* **SCOPO DEL COMPITO**
Puoi riscrivere in forma di elenco il paragrafo del testo sulla pittura vascolare che comincia con «Le due personalità di maggior rilievo», conservandone i fatti principali?

Le due personalità di maggior rilievo sono però il Pittore di Polifemo e il Pittore della Brocca degli Arieti, che continuano in varia misura rispettivamente la tradizione dei Pittori della Mesogaia e di Analatos. L’opera più significativa del Pittore di Polifemo è la grande anfora, da cui prende il nome, impiegata ad Eleusi per l’inumazione di un bambino. Soltanto la parte anteriore del vaso è decorata, su quella posteriore sono schizzati sommari viticci. Sul corpo è rappresentato Perseo, assistito da Atena, in fuga davanti alle Gorgoni Steno ed Euriale, mentre a sinistra giace il grande corpo decapitato di Medusa. L’iconografia delle Gorgoni è ancora incerta, e le loro teste ricordano stranamente i contemporanei calderoni con protomi di animali. Sulla spalla dell’anfora si affrontano un leone e un cinghiale, mentre sul collo è rappresentato l’accecamento di Polifemo; Odisseo si distingue dai suoi compagni per il colore bianco del corpo. Sono figure smisurate, impegnate in azioni drastiche, ai limiti del possibile. Su un ὑποκρατήριον dello stesso Pittore, pure a Berlino, una generica sfilata di personaggi riccamente vestiti acquista invece significato mitologico grazie all’iscrizione “ΜΕΝΕΛΑΣ” dipinta accanto a uno di essi.

Dati tratti da una raccolta:
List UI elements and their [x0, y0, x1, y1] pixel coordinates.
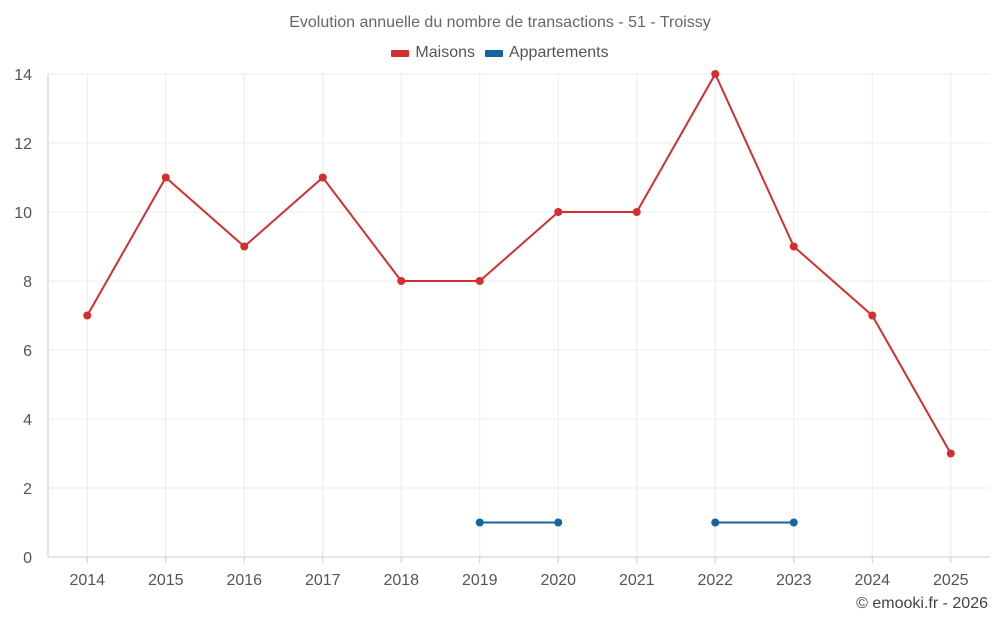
legend-label-maisons: Maisons — [415, 44, 475, 61]
x-tick-label: 2025 — [933, 572, 969, 589]
x-tick-label: 2016 — [226, 572, 262, 589]
copyright-credit: © emooki.fr - 2026 — [856, 595, 988, 612]
y-tick-label: 12 — [14, 136, 32, 153]
data-point-maisons-2020[interactable] — [554, 208, 563, 216]
x-tick-label: 2021 — [619, 572, 655, 589]
x-tick-label: 2018 — [383, 572, 419, 589]
grid-lines — [48, 73, 990, 557]
data-point-appartements-2019[interactable] — [475, 518, 484, 527]
x-tick-label: 2019 — [462, 572, 498, 589]
data-point-appartements-2023[interactable] — [789, 518, 798, 527]
data-point-maisons-2014[interactable] — [83, 311, 92, 320]
y-tick-label: 14 — [14, 67, 32, 84]
chart-title: Evolution annuelle du nombre de transact… — [289, 14, 711, 31]
data-point-maisons-2015[interactable] — [161, 173, 170, 182]
legend-swatch-maisons — [391, 49, 410, 57]
data-point-maisons-2017[interactable] — [318, 173, 327, 182]
data-point-appartements-2020[interactable] — [554, 518, 563, 527]
x-tick-label: 2020 — [540, 572, 576, 589]
data-point-maisons-2018[interactable] — [397, 277, 406, 285]
legend-item-appartements[interactable]: Appartements — [484, 44, 609, 62]
data-point-maisons-2025[interactable] — [946, 449, 955, 458]
data-point-maisons-2022[interactable] — [711, 70, 720, 78]
x-tick-label: 2015 — [148, 572, 184, 589]
y-tick-label: 2 — [23, 481, 32, 498]
y-tick-label: 6 — [23, 343, 32, 360]
x-tick-label: 2024 — [854, 572, 890, 589]
y-tick-label: 4 — [23, 412, 32, 429]
series-points — [83, 70, 955, 527]
legend-label-appartements: Appartements — [508, 44, 609, 61]
data-point-maisons-2016[interactable] — [240, 242, 249, 251]
data-point-maisons-2023[interactable] — [789, 242, 798, 251]
x-tick-label: 2017 — [305, 572, 341, 589]
legend-swatch-appartements — [484, 49, 503, 57]
x-tick-label: 2022 — [697, 572, 733, 589]
x-axis-ticks: 2014 2015 2016 2017 2018 2019 2020 2021 2022 2023… — [69, 572, 968, 589]
axes — [47, 74, 990, 563]
x-tick-label: 2014 — [69, 572, 105, 589]
legend-item-maisons[interactable]: Maisons — [391, 44, 475, 62]
chart-legend: Maisons Appartements — [0, 44, 1000, 62]
y-tick-label: 0 — [23, 550, 32, 567]
data-point-maisons-2024[interactable] — [868, 311, 877, 320]
x-tick-label: 2023 — [776, 572, 812, 589]
y-tick-label: 8 — [23, 274, 32, 291]
data-point-appartements-2022[interactable] — [711, 518, 720, 527]
data-point-maisons-2021[interactable] — [632, 208, 641, 216]
series-lines — [86, 73, 952, 524]
data-point-maisons-2019[interactable] — [475, 277, 484, 285]
y-tick-label: 10 — [14, 205, 32, 222]
y-axis-ticks: 0 2 4 6 8 10 12 14 — [14, 67, 32, 567]
series-line-maisons — [86, 73, 952, 454]
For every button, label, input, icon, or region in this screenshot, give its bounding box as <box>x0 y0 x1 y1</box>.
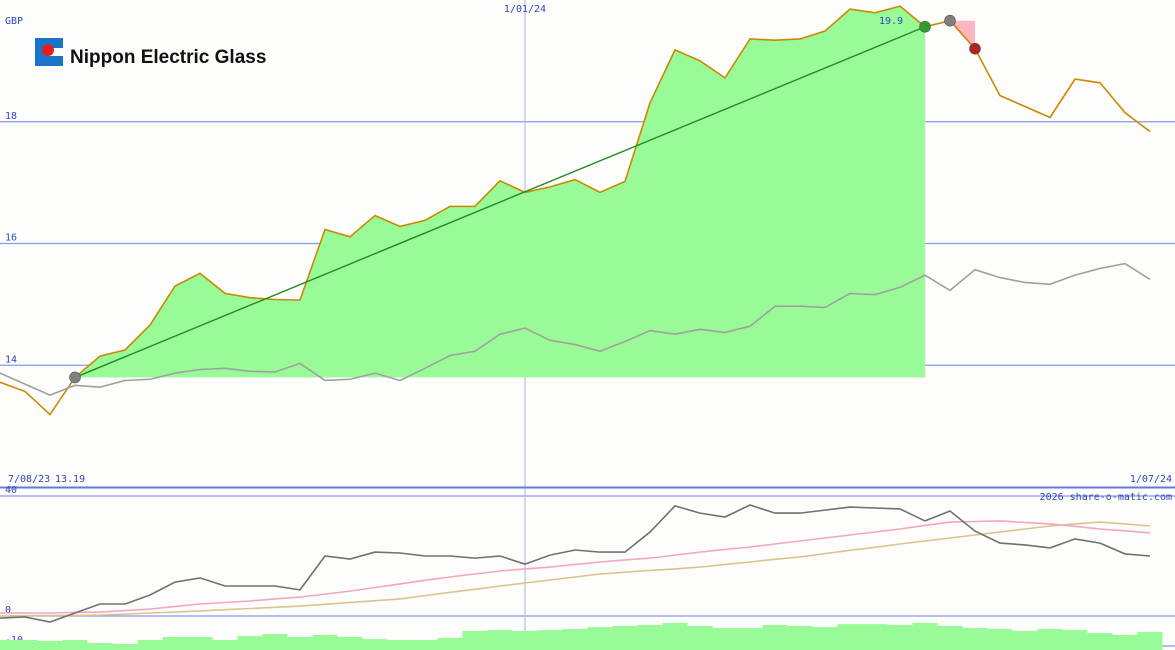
volume-bar <box>887 625 913 650</box>
volume-bar <box>37 640 63 650</box>
volume-bar <box>612 625 638 650</box>
volume-bar <box>1112 634 1138 650</box>
volume-bar <box>1012 631 1038 650</box>
volume-bar <box>337 637 363 650</box>
unit-label: GBP <box>5 16 23 27</box>
series-line <box>0 5 1151 416</box>
volume-bar <box>137 640 163 650</box>
volume-bar <box>712 628 738 650</box>
volume-bar <box>162 637 188 650</box>
volume-bar <box>912 622 938 650</box>
volume-bar <box>862 624 888 650</box>
series-line <box>0 504 1151 623</box>
volume-bar <box>487 630 513 650</box>
trade-marker <box>919 20 931 33</box>
x-tick-label: 1/07/24 <box>1130 474 1172 485</box>
volume-bar <box>262 634 288 650</box>
volume-bar <box>362 639 388 650</box>
volume-bar <box>512 631 538 650</box>
volume-bar <box>0 640 13 650</box>
trend-line <box>74 26 926 379</box>
volume-bar <box>762 625 788 650</box>
volume-bar <box>87 643 113 650</box>
low-label: 13.19 <box>55 474 85 485</box>
series-line <box>0 262 1151 396</box>
trade-marker <box>69 371 81 384</box>
high-label: 19.9 <box>879 16 903 27</box>
volume-bar <box>812 627 838 650</box>
y-tick-label: 14 <box>5 354 17 365</box>
volume-bar <box>12 640 38 650</box>
volume-bar <box>287 637 313 650</box>
x-tick-label: 7/08/23 <box>8 474 50 485</box>
volume-bar <box>387 640 413 650</box>
volume-bar <box>537 630 563 650</box>
logo <box>35 38 63 66</box>
logo-notch <box>48 48 63 56</box>
volume-bar <box>412 640 438 650</box>
logo-dot <box>42 44 54 56</box>
volume-bar <box>687 625 713 650</box>
volume-bar <box>587 627 613 650</box>
volume-bar <box>62 640 88 650</box>
volume-bar <box>237 636 263 650</box>
y-tick-label: 18 <box>5 111 17 122</box>
y-tick-label: 40 <box>5 485 17 496</box>
trade-marker <box>969 42 981 55</box>
y-tick-label: 0 <box>5 605 11 616</box>
volume-bar <box>837 624 863 650</box>
volume-bar <box>662 622 688 650</box>
volume-bar <box>112 643 138 650</box>
series-line <box>0 520 1151 614</box>
volume-bar <box>787 625 813 650</box>
volume-bar <box>562 628 588 650</box>
volume-bar <box>1062 630 1088 650</box>
trade-marker <box>944 14 956 27</box>
volume-bar <box>1037 628 1063 650</box>
volume-bar <box>187 637 213 650</box>
volume-bar <box>1087 633 1113 650</box>
series-line <box>0 521 1151 617</box>
x-tick-label: 1/01/24 <box>504 4 546 15</box>
volume-bar <box>437 637 463 650</box>
volume-bar <box>987 628 1013 650</box>
volume-bar <box>737 628 763 650</box>
y-tick-label: 16 <box>5 233 17 244</box>
volume-bar <box>462 631 488 650</box>
volume-bar <box>312 634 338 650</box>
volume-bar <box>637 625 663 650</box>
volume-bar <box>212 640 238 650</box>
gain-area <box>75 6 925 378</box>
company-name: Nippon Electric Glass <box>70 47 266 68</box>
watermark: 2026 share-o-matic.com <box>1040 492 1172 503</box>
volume-bar <box>1137 631 1163 650</box>
volume-bar <box>937 625 963 650</box>
volume-bar <box>962 628 988 650</box>
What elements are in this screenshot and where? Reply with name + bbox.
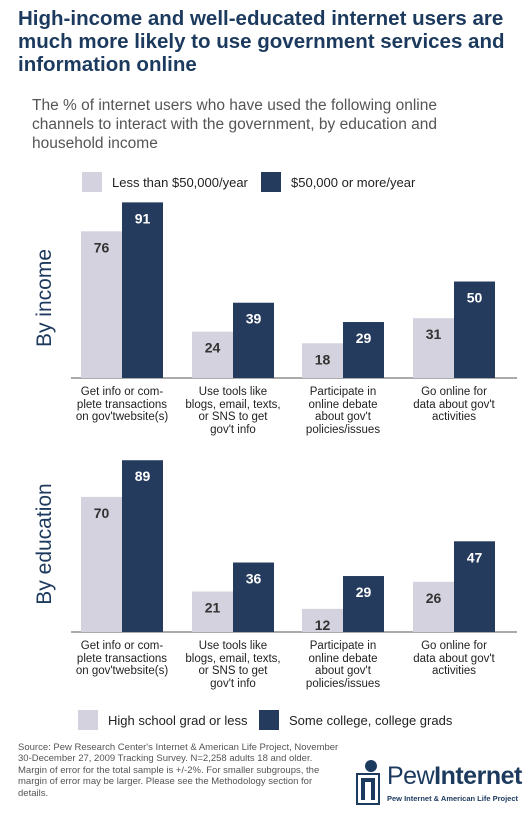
legend-swatch-income-high	[261, 172, 281, 192]
bar	[413, 581, 454, 632]
pew-logo-icon	[356, 760, 380, 805]
legend-item-edu-low: High school grad or less	[78, 710, 247, 730]
category-label: Get info or com-plete transactions on gov…	[63, 640, 181, 678]
panel-axis-label: By income	[33, 249, 56, 347]
bar	[343, 576, 384, 632]
legend-item-edu-high: Some college, college grads	[259, 710, 452, 730]
category-label-line: Participate in	[309, 640, 377, 652]
bar-value-label: 76	[94, 239, 110, 255]
category-label-line: policies/issues	[305, 677, 381, 690]
panel-axis-label: By education	[33, 483, 56, 604]
bar-value-label: 50	[467, 290, 483, 306]
chart-title: High-income and well-educated internet u…	[18, 7, 505, 76]
bar	[192, 591, 233, 632]
category-label-line: about gov't	[315, 665, 371, 677]
category-label: Get info or com-plete transactions on gov…	[63, 386, 181, 424]
logo-word2: Internet	[434, 762, 522, 790]
category-label: Participate in online debate about gov't po…	[284, 640, 402, 690]
category-label-line: Get info or com-	[80, 386, 164, 398]
legend-swatch-edu-high	[259, 710, 279, 730]
legend-item-income-high: $50,000 or more/year	[261, 172, 415, 192]
legend-item-income-low: Less than $50,000/year	[82, 172, 248, 192]
bar-value-label: 39	[246, 311, 262, 327]
bar	[233, 302, 274, 378]
legend-label-edu-high: Some college, college grads	[289, 712, 453, 728]
bar-value-label: 70	[94, 505, 110, 521]
source-note: Source: Pew Research Center's Internet &…	[18, 742, 339, 799]
bar-value-label: 29	[356, 330, 372, 346]
category-label-line: data about gov't	[413, 652, 495, 665]
bar-value-label: 47	[467, 549, 483, 565]
bar	[454, 281, 495, 378]
logo-word1: Pew	[387, 762, 435, 790]
category-label-line: activities	[431, 665, 477, 677]
bar	[454, 541, 495, 632]
chart-subtitle: The % of internet users who have used th…	[32, 97, 437, 152]
category-label-line: on gov'twebsite(s)	[75, 665, 169, 677]
bar	[81, 496, 122, 632]
category-label-line: blogs, email, texts,	[185, 398, 281, 411]
category-label-line: plete transactions	[76, 398, 168, 411]
category-label-line: Go online for	[421, 386, 487, 398]
category-label-line: Participate in	[309, 386, 377, 398]
legend-swatch-income-low	[82, 172, 102, 192]
bar	[233, 562, 274, 632]
category-label-line: online debate	[308, 398, 378, 411]
bar-value-label: 21	[205, 599, 221, 615]
category-label-line: blogs, email, texts,	[185, 652, 281, 665]
legend-label-income-high: $50,000 or more/year	[291, 174, 416, 190]
bar-value-label: 36	[246, 571, 262, 587]
category-label-line: on gov'twebsite(s)	[75, 411, 169, 423]
category-label-line: or SNS to get	[198, 411, 268, 423]
category-label-line: gov't info	[210, 423, 256, 436]
bar-value-label: 24	[205, 340, 221, 356]
pew-internet-logo: PewInternet Pew Internet & American Life…	[355, 758, 522, 810]
category-label-line: policies/issues	[305, 423, 381, 436]
bar-value-label: 89	[135, 468, 151, 484]
category-label-line: Get info or com-	[80, 640, 164, 652]
bar	[122, 460, 163, 632]
bar-value-label: 18	[315, 351, 331, 367]
category-label-line: Use tools like	[198, 640, 268, 652]
category-label: Go online for data about gov't activities	[395, 640, 513, 678]
bar-value-label: 26	[426, 590, 442, 606]
bar-value-label: 29	[356, 584, 372, 600]
bar-value-label: 31	[426, 326, 442, 342]
legend-label-edu-low: High school grad or less	[108, 712, 248, 728]
bar	[343, 322, 384, 378]
bar	[122, 202, 163, 378]
category-label-line: activities	[431, 411, 477, 423]
bar	[302, 343, 343, 378]
category-label-line: data about gov't	[413, 398, 495, 411]
category-label-line: Go online for	[421, 640, 487, 652]
bar	[413, 318, 454, 378]
bar	[192, 331, 233, 378]
category-label: Use tools like blogs, email, texts, or SNS…	[174, 640, 292, 690]
category-label: Participate in online debate about gov't po…	[284, 386, 402, 436]
category-label: Go online for data about gov't activities	[395, 386, 513, 424]
bar-value-label: 91	[135, 210, 151, 226]
legend-label-income-low: Less than $50,000/year	[112, 174, 248, 190]
category-label-line: Use tools like	[198, 386, 268, 398]
category-label: Use tools like blogs, email, texts, or SNS…	[174, 386, 292, 436]
bar	[302, 608, 343, 632]
bar	[81, 231, 122, 378]
legend-swatch-edu-low	[78, 710, 98, 730]
category-label-line: online debate	[308, 652, 378, 665]
category-label-line: gov't info	[210, 677, 256, 690]
category-label-line: plete transactions	[76, 652, 168, 665]
logo-wordmark: PewInternet	[387, 762, 522, 791]
logo-tagline: Pew Internet & American Life Project	[387, 794, 519, 803]
category-label-line: or SNS to get	[198, 665, 268, 677]
bar-value-label: 12	[315, 617, 331, 633]
category-label-line: about gov't	[315, 411, 371, 423]
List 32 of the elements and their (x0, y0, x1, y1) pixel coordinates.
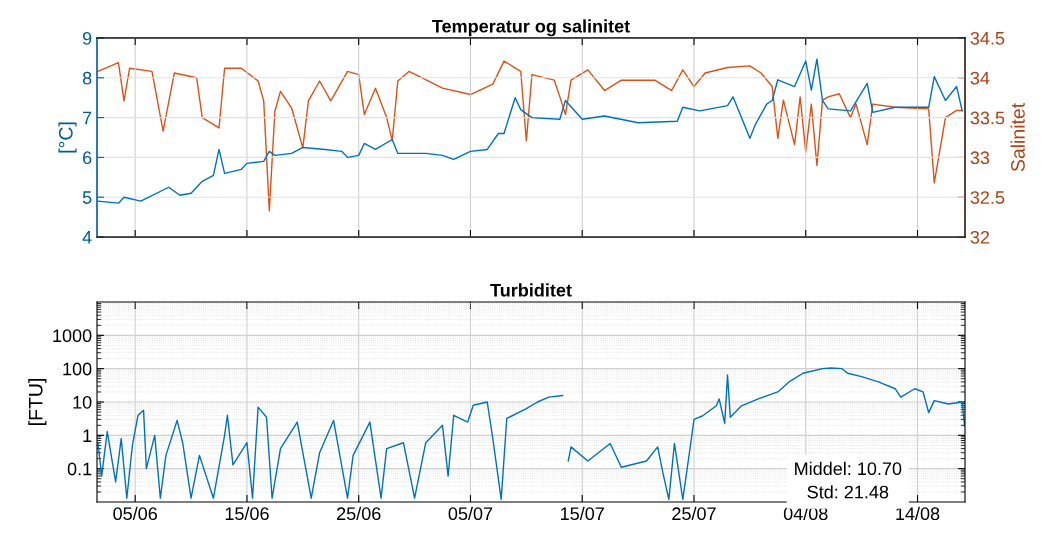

* **IN RISPOSTA**
- I due pittori più importanti sono il Pittore di Polifemo e il Pittore della Brocca degli Arieti. Proseguono rispettivamente la tradizione dei Pittori della Mesogaia e quella di Analatos.
- L'opera principale del Pittore di Polifemo è la grande anfora da cui prende il nome. Fu usata a Eleusi per seppellire un bambino.
- Decorazione dell'anfora:
  - Solo la parte anteriore è decorata; sul retro ci sono sommari viticci.
  - Sul corpo Perseo, aiutato da Atena, fugge dalle Gorgoni Steno ed Euriale. A sinistra giace il corpo decapitato di Medusa.
  - Le Gorgoni hanno un'iconografia ancora incerta. Le loro teste ricordano i calderoni contemporanei con protomi di animali.
  - Sulla spalla si fronteggiano un leone e un cinghiale.
  - Sul collo è raffigurato l'accecamento di Polifemo. Odisseo si distingue dai compagni per il corpo bianco.
  - Le figure sono smisurate e impegnate in azioni estreme.
- Su un ὑποκρατήριον dello stesso pittore, a Berlino, c'è una sfilata di personaggi riccamente vestiti. L'iscrizione «ΜΕΝΕΛΑΣ» accanto a uno di essi le dà un significato mitologico.